Supplied data:
## Start
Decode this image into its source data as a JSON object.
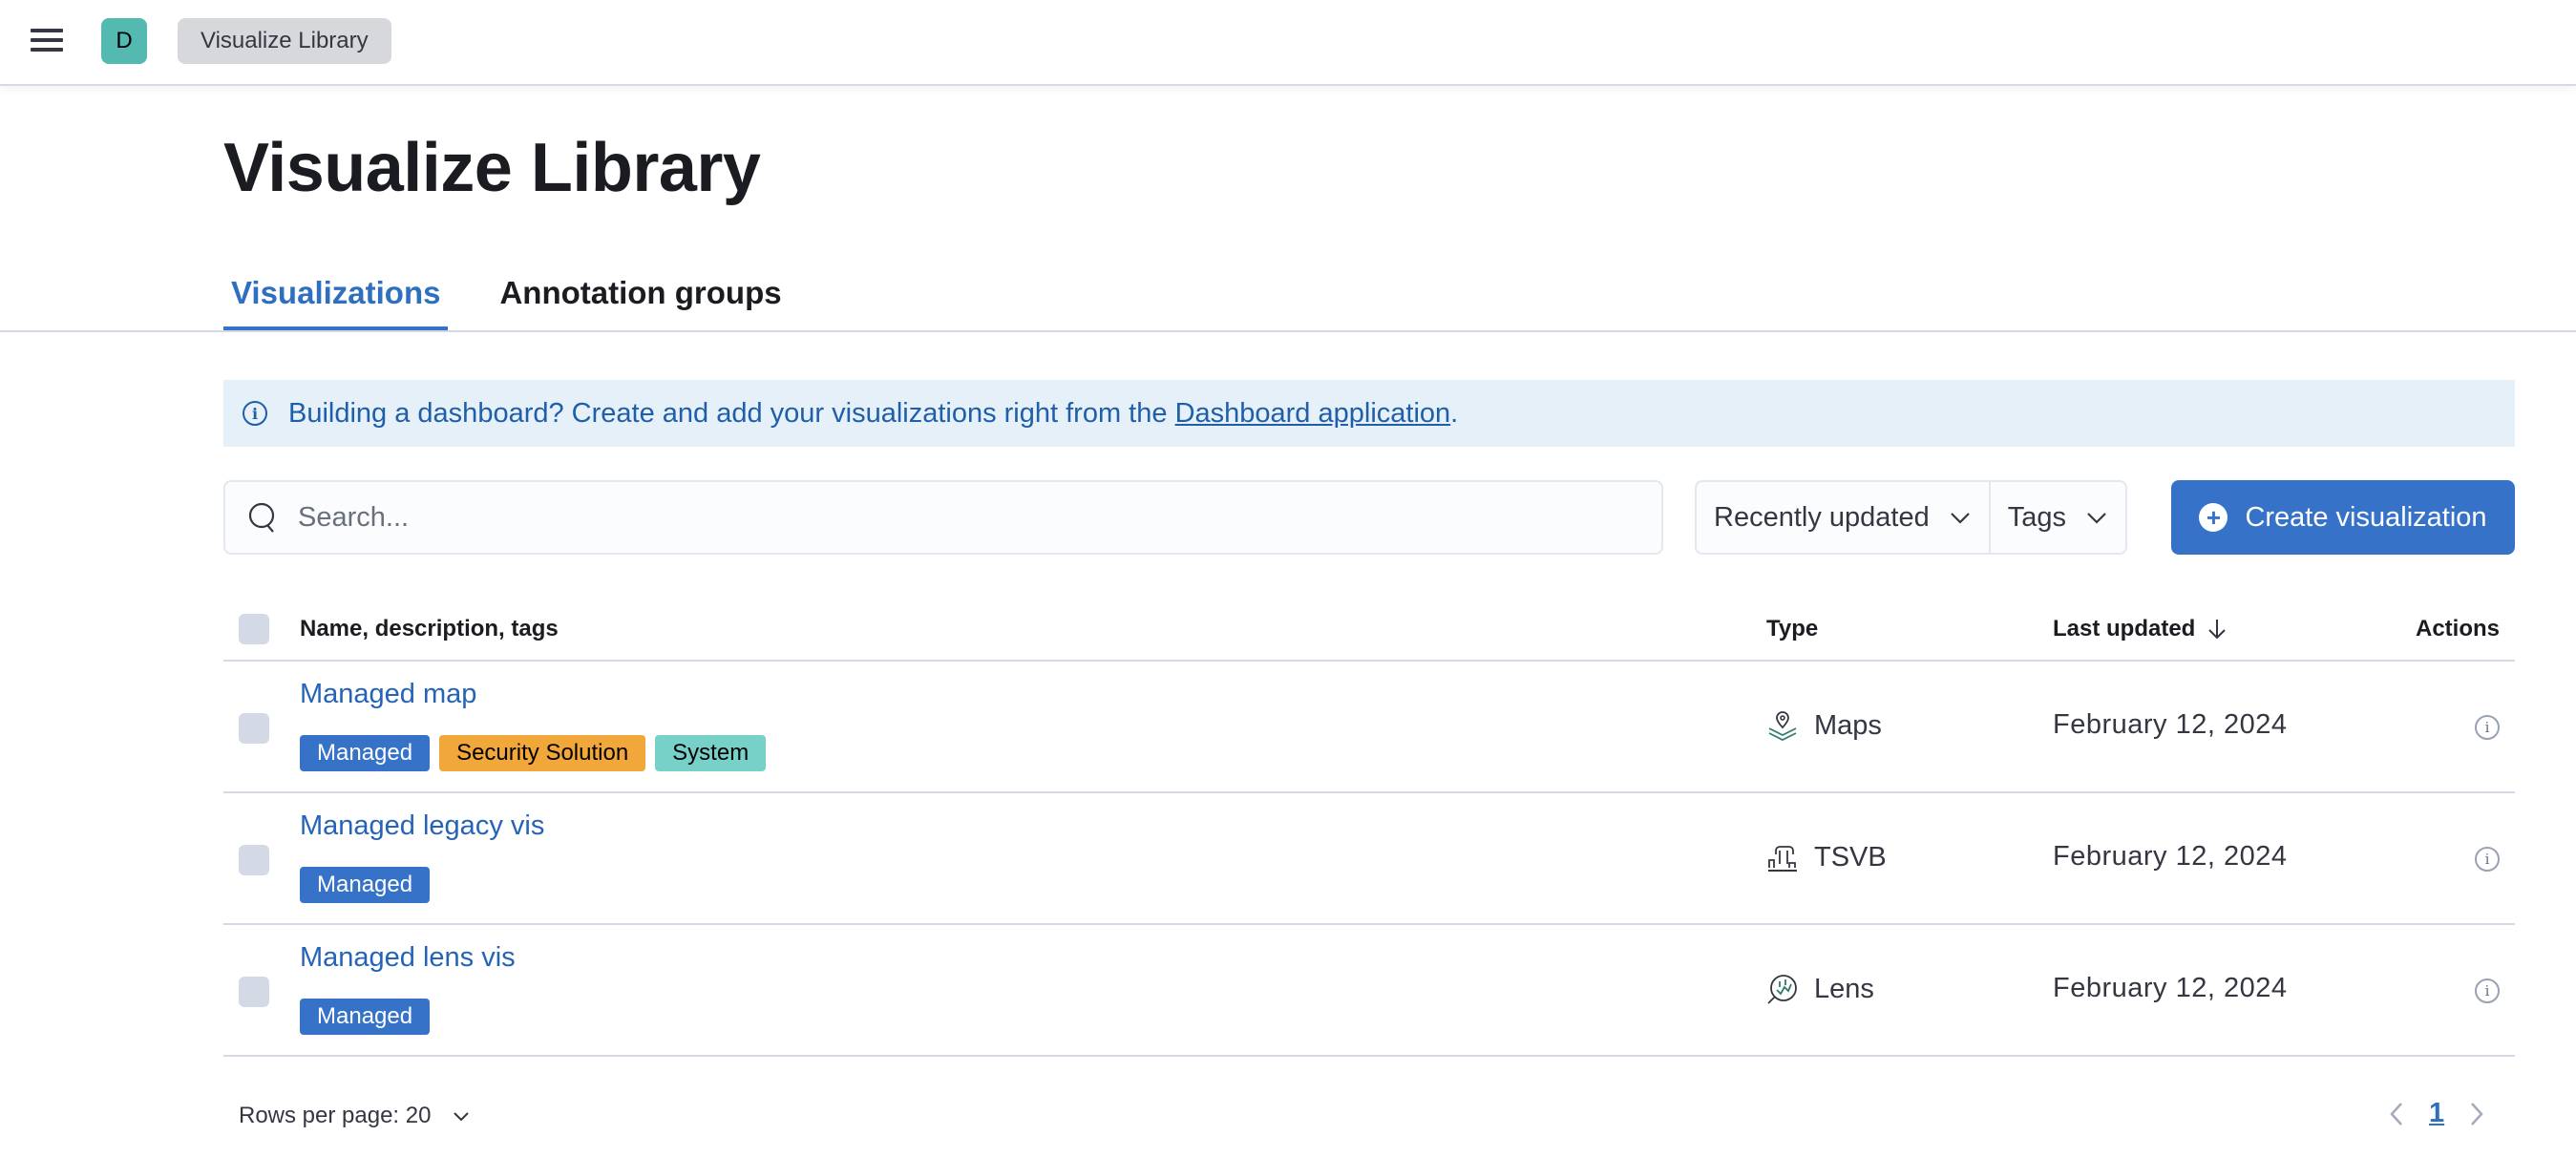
{
  "header": {
    "avatar_initial": "D",
    "breadcrumb": "Visualize Library"
  },
  "page": {
    "title": "Visualize Library",
    "tabs": [
      {
        "label": "Visualizations",
        "active": true
      },
      {
        "label": "Annotation groups",
        "active": false
      }
    ]
  },
  "callout": {
    "text": "Building a dashboard? Create and add your visualizations right from the ",
    "link": "Dashboard application",
    "suffix": "."
  },
  "toolbar": {
    "search_placeholder": "Search...",
    "search_value": "",
    "sort_label": "Recently updated",
    "tags_label": "Tags",
    "create_label": "Create visualization"
  },
  "table": {
    "columns": {
      "name": "Name, description, tags",
      "type": "Type",
      "updated": "Last updated",
      "actions": "Actions"
    },
    "rows": [
      {
        "title": "Managed map",
        "tags": [
          {
            "label": "Managed",
            "bg": "#3673c8",
            "fg": "#ffffff"
          },
          {
            "label": "Security Solution",
            "bg": "#f1a73a",
            "fg": "#000000"
          },
          {
            "label": "System",
            "bg": "#77d1c9",
            "fg": "#000000"
          }
        ],
        "type": "Maps",
        "type_icon": "maps-icon",
        "updated": "February 12, 2024"
      },
      {
        "title": "Managed legacy vis",
        "tags": [
          {
            "label": "Managed",
            "bg": "#3673c8",
            "fg": "#ffffff"
          }
        ],
        "type": "TSVB",
        "type_icon": "tsvb-icon",
        "updated": "February 12, 2024"
      },
      {
        "title": "Managed lens vis",
        "tags": [
          {
            "label": "Managed",
            "bg": "#3673c8",
            "fg": "#ffffff"
          }
        ],
        "type": "Lens",
        "type_icon": "lens-icon",
        "updated": "February 12, 2024"
      }
    ]
  },
  "pagination": {
    "rows_per_page": "Rows per page: 20",
    "current_page": "1"
  },
  "colors": {
    "primary": "#3673c8",
    "link": "#2563b8",
    "callout_bg": "#e6f0f8"
  }
}
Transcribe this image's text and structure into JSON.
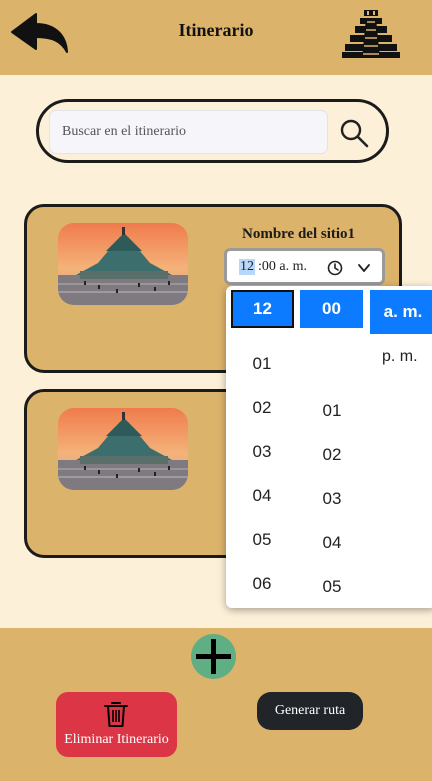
## End
Task details: Gather every line from the listing above in which "title" appears, and copy those lines.

Task output:
    "title": "Visualize Library",
        "title": "Managed map",
        "title": "Managed legacy vis",
        "title": "Managed lens vis",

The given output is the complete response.